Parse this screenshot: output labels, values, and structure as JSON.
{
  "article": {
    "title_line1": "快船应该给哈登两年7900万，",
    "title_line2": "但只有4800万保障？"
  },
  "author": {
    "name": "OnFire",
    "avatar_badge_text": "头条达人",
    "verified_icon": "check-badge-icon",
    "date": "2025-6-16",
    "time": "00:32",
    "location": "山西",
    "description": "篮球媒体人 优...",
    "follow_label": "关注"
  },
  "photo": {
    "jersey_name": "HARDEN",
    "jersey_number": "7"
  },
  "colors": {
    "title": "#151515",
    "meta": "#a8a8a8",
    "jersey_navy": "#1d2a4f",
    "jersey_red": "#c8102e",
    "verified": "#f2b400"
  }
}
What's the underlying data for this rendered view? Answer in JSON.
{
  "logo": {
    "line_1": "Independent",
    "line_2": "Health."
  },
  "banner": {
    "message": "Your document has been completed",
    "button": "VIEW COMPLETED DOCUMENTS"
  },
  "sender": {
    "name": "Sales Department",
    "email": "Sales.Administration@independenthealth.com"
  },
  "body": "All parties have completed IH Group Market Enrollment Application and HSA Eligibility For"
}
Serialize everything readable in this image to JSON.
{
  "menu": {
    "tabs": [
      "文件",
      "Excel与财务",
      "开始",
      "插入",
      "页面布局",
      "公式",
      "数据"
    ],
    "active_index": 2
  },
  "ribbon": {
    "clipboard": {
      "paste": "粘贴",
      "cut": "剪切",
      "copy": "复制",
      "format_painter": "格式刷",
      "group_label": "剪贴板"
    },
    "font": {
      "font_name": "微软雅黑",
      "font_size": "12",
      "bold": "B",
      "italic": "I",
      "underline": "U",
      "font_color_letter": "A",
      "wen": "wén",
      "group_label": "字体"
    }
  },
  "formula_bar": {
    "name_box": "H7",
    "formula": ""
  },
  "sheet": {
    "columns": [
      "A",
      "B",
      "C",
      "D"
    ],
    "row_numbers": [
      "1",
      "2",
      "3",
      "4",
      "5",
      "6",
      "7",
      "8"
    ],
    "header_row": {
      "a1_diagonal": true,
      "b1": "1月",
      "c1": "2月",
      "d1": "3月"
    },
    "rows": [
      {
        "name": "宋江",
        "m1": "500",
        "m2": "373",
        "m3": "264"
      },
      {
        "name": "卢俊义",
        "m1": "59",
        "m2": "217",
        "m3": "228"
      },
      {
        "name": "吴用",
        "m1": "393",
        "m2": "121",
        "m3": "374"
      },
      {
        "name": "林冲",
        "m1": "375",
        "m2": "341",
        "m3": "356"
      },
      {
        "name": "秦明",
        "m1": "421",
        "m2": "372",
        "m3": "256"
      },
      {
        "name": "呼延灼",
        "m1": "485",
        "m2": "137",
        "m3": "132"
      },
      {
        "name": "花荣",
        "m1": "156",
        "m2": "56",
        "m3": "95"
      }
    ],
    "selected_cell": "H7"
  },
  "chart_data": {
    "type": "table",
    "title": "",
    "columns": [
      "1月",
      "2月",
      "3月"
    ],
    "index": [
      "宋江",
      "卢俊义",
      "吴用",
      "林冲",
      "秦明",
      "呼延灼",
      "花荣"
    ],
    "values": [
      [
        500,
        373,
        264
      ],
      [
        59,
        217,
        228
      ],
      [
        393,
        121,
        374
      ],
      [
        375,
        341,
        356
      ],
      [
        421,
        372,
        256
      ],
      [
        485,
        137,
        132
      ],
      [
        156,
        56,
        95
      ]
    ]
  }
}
_____
### WRITTEN PROBLEM
Find and copy every line in the entries above where the string "JSON" occurs.

### REPLY TO THE EXERCISE
Parse this screenshot: output labels, values, and structure as JSON.
What's the underlying data for this rendered view? Answer in JSON.
Serialize everything readable in this image to JSON.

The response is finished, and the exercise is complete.